Repeat, exactly and completely, the material that follows. Omit the pictures.

Collected data entries>

%%

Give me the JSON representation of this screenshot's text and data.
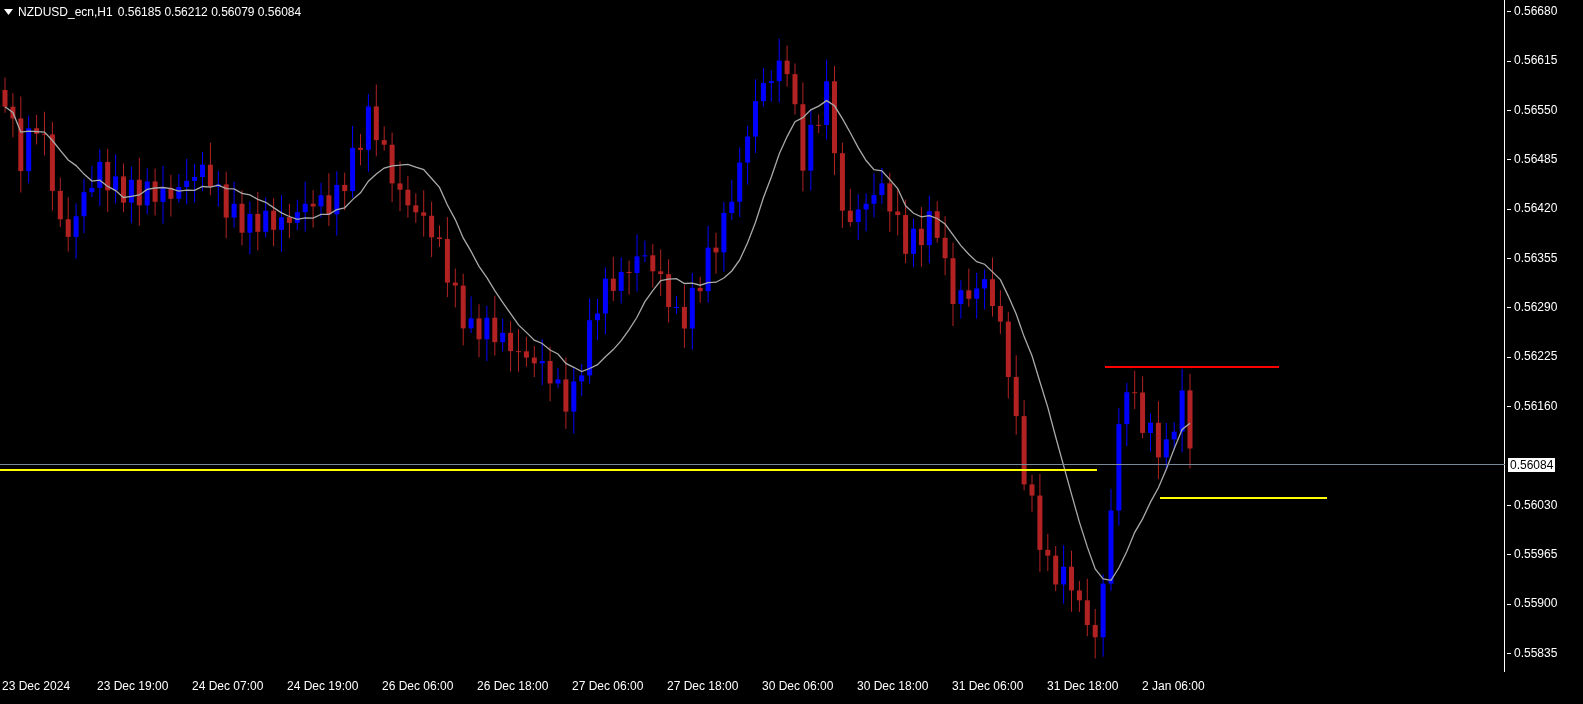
{
  "header": {
    "symbol": "NZDUSD_ecn,H1",
    "prices": "0.56185 0.56212 0.56079 0.56084"
  },
  "price_axis": [
    "0.56680",
    "0.56615",
    "0.56550",
    "0.56485",
    "0.56420",
    "0.56355",
    "0.56290",
    "0.56225",
    "0.56160",
    "0.56030",
    "0.55965",
    "0.55900",
    "0.55835"
  ],
  "current_price": "0.56084",
  "time_axis": [
    "23 Dec 2024",
    "23 Dec 19:00",
    "24 Dec 07:00",
    "24 Dec 19:00",
    "26 Dec 06:00",
    "26 Dec 18:00",
    "27 Dec 06:00",
    "27 Dec 18:00",
    "30 Dec 06:00",
    "30 Dec 18:00",
    "31 Dec 06:00",
    "31 Dec 18:00",
    "2 Jan 06:00"
  ]
}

%%

REPLY>
Give me the JSON representation of this screenshot's text and data.
{
  "header": {
    "symbol": "NZDUSD_ecn,H1",
    "prices": "0.56185 0.56212 0.56079 0.56084"
  },
  "price_axis": [
    "0.56680",
    "0.56615",
    "0.56550",
    "0.56485",
    "0.56420",
    "0.56355",
    "0.56290",
    "0.56225",
    "0.56160",
    "0.56030",
    "0.55965",
    "0.55900",
    "0.55835"
  ],
  "current_price": "0.56084",
  "time_axis": [
    "23 Dec 2024",
    "23 Dec 19:00",
    "24 Dec 07:00",
    "24 Dec 19:00",
    "26 Dec 06:00",
    "26 Dec 18:00",
    "27 Dec 06:00",
    "27 Dec 18:00",
    "30 Dec 06:00",
    "30 Dec 18:00",
    "31 Dec 06:00",
    "31 Dec 18:00",
    "2 Jan 06:00"
  ]
}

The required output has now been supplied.